### What to do:
Transcribe the following lines verbatim, beginning at the line that contains "Localize all elements." and stopping after the line that contains "x-tick-label: 500 xyxy=(402,650,439,677)". Leave the pictures out of your transcription.

### Data for this task:
******************************
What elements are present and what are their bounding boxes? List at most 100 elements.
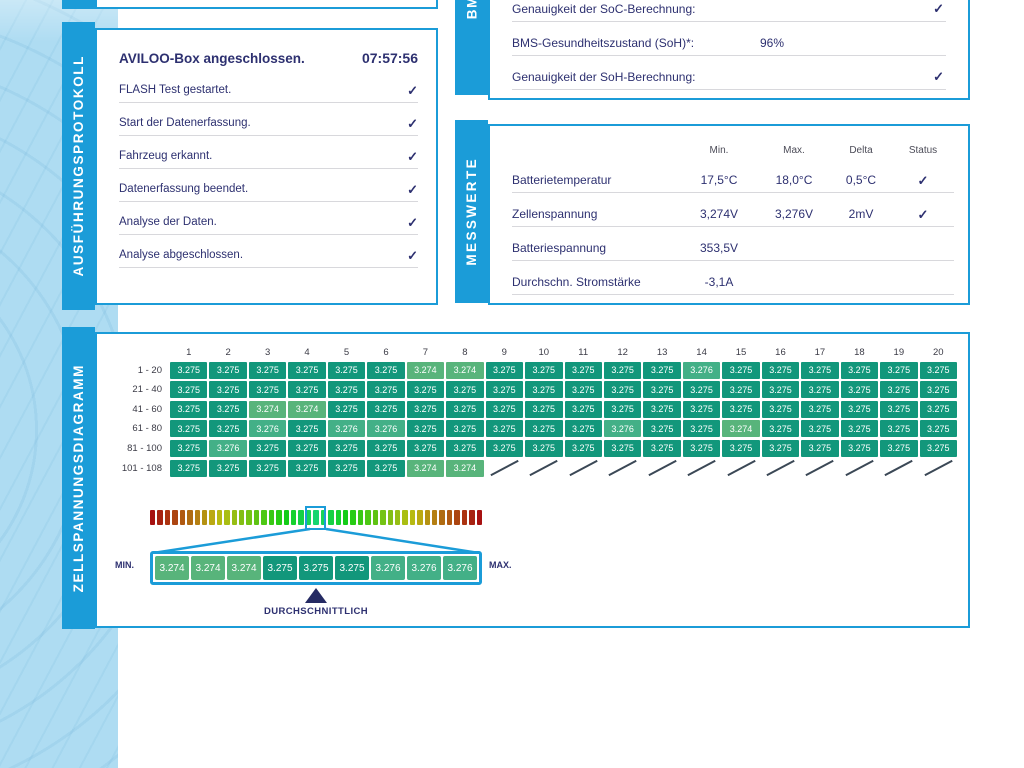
******************************
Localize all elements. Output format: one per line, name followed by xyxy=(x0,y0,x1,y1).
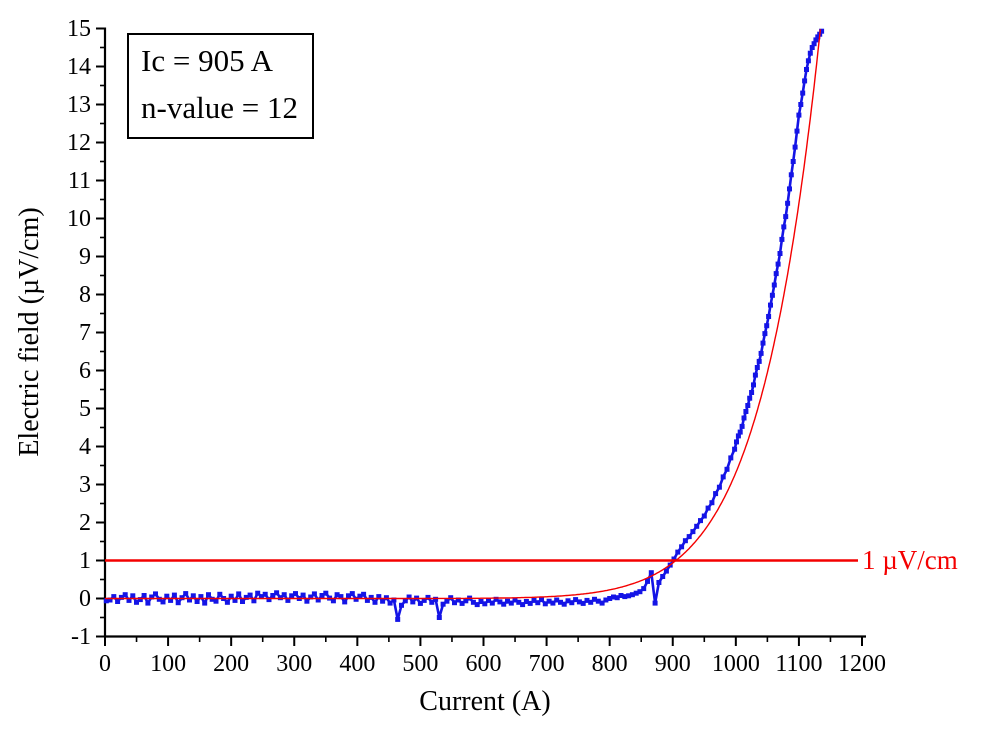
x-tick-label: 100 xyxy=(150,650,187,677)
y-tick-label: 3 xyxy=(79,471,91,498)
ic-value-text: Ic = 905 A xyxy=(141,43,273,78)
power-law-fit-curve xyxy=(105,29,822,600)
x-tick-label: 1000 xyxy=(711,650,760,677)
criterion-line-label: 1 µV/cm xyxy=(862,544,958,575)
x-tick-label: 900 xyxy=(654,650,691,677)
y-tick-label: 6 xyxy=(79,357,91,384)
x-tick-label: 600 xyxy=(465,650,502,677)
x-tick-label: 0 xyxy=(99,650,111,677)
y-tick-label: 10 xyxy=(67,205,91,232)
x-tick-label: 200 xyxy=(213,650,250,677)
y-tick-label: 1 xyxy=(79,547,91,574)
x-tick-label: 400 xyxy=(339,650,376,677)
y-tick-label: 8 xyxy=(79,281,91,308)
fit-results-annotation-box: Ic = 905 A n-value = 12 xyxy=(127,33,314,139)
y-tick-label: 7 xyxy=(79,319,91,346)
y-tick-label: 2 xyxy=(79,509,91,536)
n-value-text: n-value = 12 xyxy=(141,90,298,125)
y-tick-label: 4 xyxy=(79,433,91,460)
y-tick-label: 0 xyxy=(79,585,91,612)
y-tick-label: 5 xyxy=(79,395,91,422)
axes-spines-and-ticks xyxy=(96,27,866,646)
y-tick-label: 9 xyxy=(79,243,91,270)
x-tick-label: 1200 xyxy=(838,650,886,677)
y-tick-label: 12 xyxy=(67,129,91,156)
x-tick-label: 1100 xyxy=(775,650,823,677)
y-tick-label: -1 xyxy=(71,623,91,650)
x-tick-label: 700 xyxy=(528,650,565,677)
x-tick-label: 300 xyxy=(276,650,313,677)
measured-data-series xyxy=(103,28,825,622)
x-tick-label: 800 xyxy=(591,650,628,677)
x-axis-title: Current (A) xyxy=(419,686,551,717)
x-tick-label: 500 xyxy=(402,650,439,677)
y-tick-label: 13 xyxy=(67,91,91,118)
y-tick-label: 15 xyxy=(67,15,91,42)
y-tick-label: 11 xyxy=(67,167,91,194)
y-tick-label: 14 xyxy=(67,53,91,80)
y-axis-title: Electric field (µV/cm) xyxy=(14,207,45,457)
******************************
### Exercise answer:
Localize all elements. Output format: one per line, name followed by xyxy=(x0,y0,x1,y1).
x-tick-label: 100 xyxy=(150,650,187,677)
y-tick-label: 3 xyxy=(79,471,91,498)
ic-value-text: Ic = 905 A xyxy=(141,43,273,78)
power-law-fit-curve xyxy=(105,29,822,600)
x-tick-label: 1000 xyxy=(711,650,760,677)
criterion-line-label: 1 µV/cm xyxy=(862,544,958,575)
x-tick-label: 900 xyxy=(654,650,691,677)
y-tick-label: 6 xyxy=(79,357,91,384)
x-tick-label: 600 xyxy=(465,650,502,677)
x-tick-label: 0 xyxy=(99,650,111,677)
y-tick-label: 10 xyxy=(67,205,91,232)
x-tick-label: 200 xyxy=(213,650,250,677)
y-tick-label: 1 xyxy=(79,547,91,574)
x-tick-label: 400 xyxy=(339,650,376,677)
y-tick-label: 8 xyxy=(79,281,91,308)
fit-results-annotation-box: Ic = 905 A n-value = 12 xyxy=(127,33,314,139)
y-tick-label: 7 xyxy=(79,319,91,346)
y-tick-label: 2 xyxy=(79,509,91,536)
n-value-text: n-value = 12 xyxy=(141,90,298,125)
y-tick-label: 4 xyxy=(79,433,91,460)
y-tick-label: 0 xyxy=(79,585,91,612)
y-tick-label: 5 xyxy=(79,395,91,422)
axes-spines-and-ticks xyxy=(96,27,866,646)
y-tick-label: 9 xyxy=(79,243,91,270)
x-tick-label: 1200 xyxy=(838,650,886,677)
y-tick-label: 12 xyxy=(67,129,91,156)
x-tick-label: 1100 xyxy=(775,650,823,677)
y-tick-label: -1 xyxy=(71,623,91,650)
x-tick-label: 700 xyxy=(528,650,565,677)
x-tick-label: 300 xyxy=(276,650,313,677)
measured-data-series xyxy=(103,28,825,622)
x-tick-label: 800 xyxy=(591,650,628,677)
x-axis-title: Current (A) xyxy=(419,686,551,717)
x-tick-label: 500 xyxy=(402,650,439,677)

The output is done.